Recorded data
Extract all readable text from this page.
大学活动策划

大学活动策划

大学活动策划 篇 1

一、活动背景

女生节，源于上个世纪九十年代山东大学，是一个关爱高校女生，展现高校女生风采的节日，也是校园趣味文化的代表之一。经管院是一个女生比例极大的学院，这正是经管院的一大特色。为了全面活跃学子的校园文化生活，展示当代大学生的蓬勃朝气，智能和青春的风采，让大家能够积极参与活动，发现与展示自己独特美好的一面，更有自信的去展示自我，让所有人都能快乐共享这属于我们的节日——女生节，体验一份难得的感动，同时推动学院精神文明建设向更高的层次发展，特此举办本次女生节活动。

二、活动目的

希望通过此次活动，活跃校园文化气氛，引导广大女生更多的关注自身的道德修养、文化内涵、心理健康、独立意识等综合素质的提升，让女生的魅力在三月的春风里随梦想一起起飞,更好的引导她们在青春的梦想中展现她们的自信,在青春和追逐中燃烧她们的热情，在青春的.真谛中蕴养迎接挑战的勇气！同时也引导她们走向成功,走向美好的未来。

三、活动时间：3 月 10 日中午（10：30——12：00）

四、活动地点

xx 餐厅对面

▶ Goal: Return all the data exactly as given.

▶ Result of this task:
Extract all readable text from this page.
大学活动策划

大学活动策划

大学活动策划 篇 1

一、活动背景

女生节，源于上个世纪九十年代山东大学，是一个关爱高校女生，展现高校女生风采的节日，也是校园趣味文化的代表之一。经管院是一个女生比例极大的学院，这正是经管院的一大特色。为了全面活跃学子的校园文化生活，展示当代大学生的蓬勃朝气，智能和青春的风采，让大家能够积极参与活动，发现与展示自己独特美好的一面，更有自信的去展示自我，让所有人都能快乐共享这属于我们的节日——女生节，体验一份难得的感动，同时推动学院精神文明建设向更高的层次发展，特此举办本次女生节活动。

二、活动目的

希望通过此次活动，活跃校园文化气氛，引导广大女生更多的关注自身的道德修养、文化内涵、心理健康、独立意识等综合素质的提升，让女生的魅力在三月的春风里随梦想一起起飞,更好的引导她们在青春的梦想中展现她们的自信,在青春和追逐中燃烧她们的热情，在青春的.真谛中蕴养迎接挑战的勇气！同时也引导她们走向成功,走向美好的未来。

三、活动时间：3 月 10 日中午（10：30——12：00）

四、活动地点

xx 餐厅对面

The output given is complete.